Your task is to repeat the listing exactly.

--

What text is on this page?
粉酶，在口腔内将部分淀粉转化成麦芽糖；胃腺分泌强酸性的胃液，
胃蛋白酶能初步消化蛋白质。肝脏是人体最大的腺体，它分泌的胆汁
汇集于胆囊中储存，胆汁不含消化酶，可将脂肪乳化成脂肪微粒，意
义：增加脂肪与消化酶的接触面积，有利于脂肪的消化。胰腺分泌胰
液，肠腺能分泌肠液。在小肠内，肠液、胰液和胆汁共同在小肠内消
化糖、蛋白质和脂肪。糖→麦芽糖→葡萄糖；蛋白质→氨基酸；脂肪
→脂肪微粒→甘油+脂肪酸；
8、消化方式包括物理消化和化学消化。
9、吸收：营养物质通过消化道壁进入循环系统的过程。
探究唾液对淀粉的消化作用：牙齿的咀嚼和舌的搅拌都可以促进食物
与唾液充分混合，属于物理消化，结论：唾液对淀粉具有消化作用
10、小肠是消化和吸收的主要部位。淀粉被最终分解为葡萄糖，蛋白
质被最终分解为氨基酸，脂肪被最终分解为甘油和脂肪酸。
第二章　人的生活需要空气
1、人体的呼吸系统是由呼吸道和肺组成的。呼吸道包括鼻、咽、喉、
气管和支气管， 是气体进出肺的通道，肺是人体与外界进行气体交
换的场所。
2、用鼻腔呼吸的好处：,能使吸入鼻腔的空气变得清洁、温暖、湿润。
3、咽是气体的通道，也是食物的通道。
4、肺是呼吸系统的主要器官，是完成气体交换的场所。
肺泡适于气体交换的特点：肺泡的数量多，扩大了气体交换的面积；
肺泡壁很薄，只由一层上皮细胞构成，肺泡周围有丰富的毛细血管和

--

#### RESPONSE FOR THIS EXERCISE
What text is on this page?
粉酶，在口腔内将部分淀粉转化成麦芽糖；胃腺分泌强酸性的胃液，
胃蛋白酶能初步消化蛋白质。肝脏是人体最大的腺体，它分泌的胆汁
汇集于胆囊中储存，胆汁不含消化酶，可将脂肪乳化成脂肪微粒，意
义：增加脂肪与消化酶的接触面积，有利于脂肪的消化。胰腺分泌胰
液，肠腺能分泌肠液。在小肠内，肠液、胰液和胆汁共同在小肠内消
化糖、蛋白质和脂肪。糖→麦芽糖→葡萄糖；蛋白质→氨基酸；脂肪
→脂肪微粒→甘油+脂肪酸；
8、消化方式包括物理消化和化学消化。
9、吸收：营养物质通过消化道壁进入循环系统的过程。
探究唾液对淀粉的消化作用：牙齿的咀嚼和舌的搅拌都可以促进食物
与唾液充分混合，属于物理消化，结论：唾液对淀粉具有消化作用
10、小肠是消化和吸收的主要部位。淀粉被最终分解为葡萄糖，蛋白
质被最终分解为氨基酸，脂肪被最终分解为甘油和脂肪酸。
第二章　人的生活需要空气
1、人体的呼吸系统是由呼吸道和肺组成的。呼吸道包括鼻、咽、喉、
气管和支气管， 是气体进出肺的通道，肺是人体与外界进行气体交
换的场所。
2、用鼻腔呼吸的好处：,能使吸入鼻腔的空气变得清洁、温暖、湿润。
3、咽是气体的通道，也是食物的通道。
4、肺是呼吸系统的主要器官，是完成气体交换的场所。
肺泡适于气体交换的特点：肺泡的数量多，扩大了气体交换的面积；
肺泡壁很薄，只由一层上皮细胞构成，肺泡周围有丰富的毛细血管和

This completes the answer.